**Selected extract:**
# # # # #
Less than 20 years ago, more than eight of ten people in Ireland attended Catholic Mass at least weekly. Today, fewer than half do. The erosion of Ireland’s traditional Catholic identity may be largely due to secularization, but it’s an opportunity for evangelicals, whom the Irish have historically shunned as foreign.
In fact, much of evangelicalism’s growth in the country is foreign—but not British. Ireland’s steadily growing economy has attracted immigrants from China and Nigeria, and now about one-third of Ireland’s evangelicals are immigrants. Churches have adapted with PowerPoint slides that translate Bible verses into multiple languages.
Research published in 2006 by the Evangelical Alliance Ireland (EAI) shows that the number of evangelicals tripled from 10,000 in 1980 to 30,000 in 2006. However, evangelicals still make up less than 1 percent of Ireland’s population. More than 60 percent of evangelical churches have started in the last 25 years; 40 percent in the last 10. Nearly half claim no denomination.
# # # # #
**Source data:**
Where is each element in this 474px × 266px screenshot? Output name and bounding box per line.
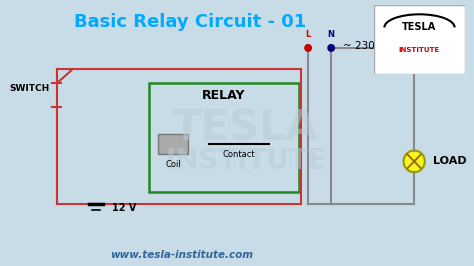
Text: INSTITUTE: INSTITUTE (399, 47, 440, 53)
Text: 12 V: 12 V (112, 203, 137, 213)
Text: RELAY: RELAY (202, 89, 246, 102)
Text: www.tesla-institute.com: www.tesla-institute.com (110, 250, 253, 260)
Text: SWITCH: SWITCH (9, 84, 50, 93)
Text: Coil: Coil (165, 160, 181, 169)
Circle shape (403, 151, 425, 172)
Text: TESLA: TESLA (173, 107, 319, 149)
Circle shape (305, 45, 311, 51)
Text: Contact: Contact (223, 150, 255, 159)
Text: N: N (328, 30, 335, 39)
Text: L: L (306, 30, 311, 39)
Text: ~ 230 V: ~ 230 V (343, 41, 385, 51)
Bar (149, 83, 299, 192)
Bar (158, 134, 188, 154)
Text: LOAD: LOAD (433, 156, 466, 166)
Text: TESLA: TESLA (402, 22, 437, 32)
Text: INSTITUTE: INSTITUTE (165, 147, 327, 175)
Text: Basic Relay Circuit - 01: Basic Relay Circuit - 01 (74, 13, 307, 31)
Circle shape (328, 45, 335, 51)
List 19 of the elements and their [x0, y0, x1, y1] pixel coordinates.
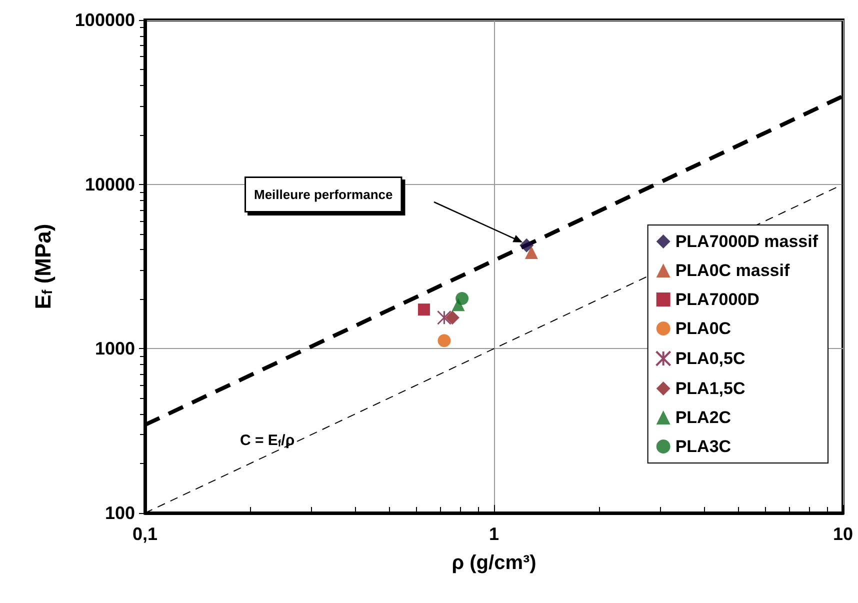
# # # # #
**Required tasks:**
1: Answer these questions from the passage on evangelicals in Ireland:
(a) What share of Ireland's evangelicals are immigrants?
(b) How many evangelicals were in Ireland in 1980, according to the 2006 research?
(c) What percentage of evangelical churches started in the last 10 years?
2: Carry on the passage on evangelicals in Ireland, starting after its last sentence.
The entries above are separate from the passage on evangelicals in Ireland.

**Response list:**
1:
(a) About one-third.
(b) 10,000.
(c) 40 percent.

2:
The Irish Bible Institute (IBI) has also played a key role in the church growth. Remarkably, IBI is “the first major evangelical Bible college since the Puritans lost control of Trinity College, Dublin, in the 1630s,” said former Trinity fellow Crawford Gribben.
“A number of former and current IBI students, teachers, and adjunct faculty are engaged in church planting across different denominations,” said Patrick Mitchel, IBI director of studies. “In the ‘pioneer days’ of the 1970s and 1980s, church planters tended to be mostly missionaries from the United States or Northern Ireland.”
For centuries, evangelicals failed to penetrate Ireland. Evangelistic efforts in the 1800s were thwarted by a pervasive Catholic influence. Protestantism threatened Ireland’s national identity, wrapped up in centuries of conflict with nearby England. The Irish Constitution in 1937 recognized the “special position” of the Roman Catholic Church. Influential Irish bishops regarded evangelicals as cultic.
However, Gribben said that Catholic charismatic renewal in the 1970s marked a turning point. Many former members of the movement have joined evangelical churches. In addition, Ireland’s Catholic church sustained numerous sexual abuse scandals involving priests in the 1990s. As the church’s moral authority declined, Irish society grew increasingly tolerant of other religious groups.
“In general, the deep Catholic-Protestant divisions that shaped recent Irish history have become less important in an increasingly secular, post-Christendom, consumerist society,” Mitchel said. “The virtual collapse of old Ireland has given much more space. Everyone has a voice and a place, and this is a good time to be an evangelical in Ireland.”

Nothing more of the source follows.